▸ **What needs to be done**
Locate all lines with the word "آورده" and copy them out.

▸ **Records provided**
↓
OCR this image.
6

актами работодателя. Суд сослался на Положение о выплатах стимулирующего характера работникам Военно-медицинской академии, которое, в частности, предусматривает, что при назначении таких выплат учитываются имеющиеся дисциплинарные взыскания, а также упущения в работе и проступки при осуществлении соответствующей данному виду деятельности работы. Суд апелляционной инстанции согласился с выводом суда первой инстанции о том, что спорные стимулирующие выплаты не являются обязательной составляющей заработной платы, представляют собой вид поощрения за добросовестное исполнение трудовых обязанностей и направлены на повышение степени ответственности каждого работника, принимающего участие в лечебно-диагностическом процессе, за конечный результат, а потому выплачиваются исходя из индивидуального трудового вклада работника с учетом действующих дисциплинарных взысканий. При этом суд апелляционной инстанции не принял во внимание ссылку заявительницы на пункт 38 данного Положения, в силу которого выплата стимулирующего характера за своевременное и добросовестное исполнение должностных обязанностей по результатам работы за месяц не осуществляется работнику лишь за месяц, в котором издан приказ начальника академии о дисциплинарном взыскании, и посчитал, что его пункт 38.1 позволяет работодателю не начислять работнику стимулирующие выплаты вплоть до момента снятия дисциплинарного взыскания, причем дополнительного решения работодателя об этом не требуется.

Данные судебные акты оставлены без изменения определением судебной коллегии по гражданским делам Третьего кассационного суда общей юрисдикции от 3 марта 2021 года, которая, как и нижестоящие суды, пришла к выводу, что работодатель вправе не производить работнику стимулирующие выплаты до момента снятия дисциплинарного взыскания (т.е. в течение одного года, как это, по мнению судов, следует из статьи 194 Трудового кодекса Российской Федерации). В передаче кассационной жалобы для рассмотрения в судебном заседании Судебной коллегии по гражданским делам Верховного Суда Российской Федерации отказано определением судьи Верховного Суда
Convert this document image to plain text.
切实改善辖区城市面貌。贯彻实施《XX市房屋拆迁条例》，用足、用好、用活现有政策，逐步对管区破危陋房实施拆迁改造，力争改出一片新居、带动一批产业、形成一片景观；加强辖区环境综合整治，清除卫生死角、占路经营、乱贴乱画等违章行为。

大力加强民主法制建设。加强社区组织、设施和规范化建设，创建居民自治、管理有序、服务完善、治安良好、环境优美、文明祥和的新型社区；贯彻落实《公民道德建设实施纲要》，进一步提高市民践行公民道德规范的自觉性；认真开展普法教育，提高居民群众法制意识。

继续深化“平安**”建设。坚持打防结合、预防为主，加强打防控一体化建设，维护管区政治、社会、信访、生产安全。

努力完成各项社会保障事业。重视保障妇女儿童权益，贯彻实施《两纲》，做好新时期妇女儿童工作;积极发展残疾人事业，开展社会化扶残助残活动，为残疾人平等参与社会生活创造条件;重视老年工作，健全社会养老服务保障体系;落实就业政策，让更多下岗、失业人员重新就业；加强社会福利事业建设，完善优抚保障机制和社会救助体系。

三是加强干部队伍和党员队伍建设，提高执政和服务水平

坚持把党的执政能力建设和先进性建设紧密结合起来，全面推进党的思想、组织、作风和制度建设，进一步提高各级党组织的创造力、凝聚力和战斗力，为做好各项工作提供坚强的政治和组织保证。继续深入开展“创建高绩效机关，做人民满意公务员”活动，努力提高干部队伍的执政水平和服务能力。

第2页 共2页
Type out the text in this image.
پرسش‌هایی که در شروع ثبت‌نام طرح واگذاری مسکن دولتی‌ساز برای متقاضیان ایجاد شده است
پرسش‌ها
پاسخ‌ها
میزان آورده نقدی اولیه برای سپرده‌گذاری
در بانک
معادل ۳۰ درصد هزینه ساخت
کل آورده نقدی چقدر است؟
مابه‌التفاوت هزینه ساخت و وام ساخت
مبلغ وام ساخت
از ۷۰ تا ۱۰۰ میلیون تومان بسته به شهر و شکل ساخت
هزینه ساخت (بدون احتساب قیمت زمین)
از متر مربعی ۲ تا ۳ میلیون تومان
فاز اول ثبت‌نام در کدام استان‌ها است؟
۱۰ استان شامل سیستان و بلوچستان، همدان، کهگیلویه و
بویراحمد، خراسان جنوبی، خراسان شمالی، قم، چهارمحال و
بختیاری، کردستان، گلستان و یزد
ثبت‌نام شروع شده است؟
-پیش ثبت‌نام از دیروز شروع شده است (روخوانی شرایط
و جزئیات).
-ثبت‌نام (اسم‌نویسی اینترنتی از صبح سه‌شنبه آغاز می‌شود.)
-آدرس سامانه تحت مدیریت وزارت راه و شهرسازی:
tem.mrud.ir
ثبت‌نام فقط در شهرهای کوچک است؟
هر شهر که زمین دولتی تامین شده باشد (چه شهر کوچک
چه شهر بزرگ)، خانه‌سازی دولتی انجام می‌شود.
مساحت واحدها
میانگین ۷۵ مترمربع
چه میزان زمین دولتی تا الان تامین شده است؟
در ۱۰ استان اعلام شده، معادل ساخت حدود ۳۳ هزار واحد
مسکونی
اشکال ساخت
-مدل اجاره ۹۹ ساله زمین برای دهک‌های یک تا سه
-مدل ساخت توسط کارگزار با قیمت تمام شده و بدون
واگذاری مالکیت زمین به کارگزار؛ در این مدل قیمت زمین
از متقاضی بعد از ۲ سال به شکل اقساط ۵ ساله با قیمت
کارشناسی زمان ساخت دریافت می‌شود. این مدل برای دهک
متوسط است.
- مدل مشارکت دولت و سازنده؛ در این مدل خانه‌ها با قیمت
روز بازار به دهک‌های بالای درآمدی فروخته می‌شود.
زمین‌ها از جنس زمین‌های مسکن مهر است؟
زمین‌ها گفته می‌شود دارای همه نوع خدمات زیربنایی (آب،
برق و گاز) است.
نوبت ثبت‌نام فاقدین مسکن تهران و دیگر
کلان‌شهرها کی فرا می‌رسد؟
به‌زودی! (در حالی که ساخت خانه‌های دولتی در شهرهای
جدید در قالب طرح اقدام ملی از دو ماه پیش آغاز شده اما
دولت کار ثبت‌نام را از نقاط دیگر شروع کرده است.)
↑
▸ **Solution to this problem**
میزان آورده نقدی اولیه برای سپرده‌گذاری
کل آورده نقدی چقدر است؟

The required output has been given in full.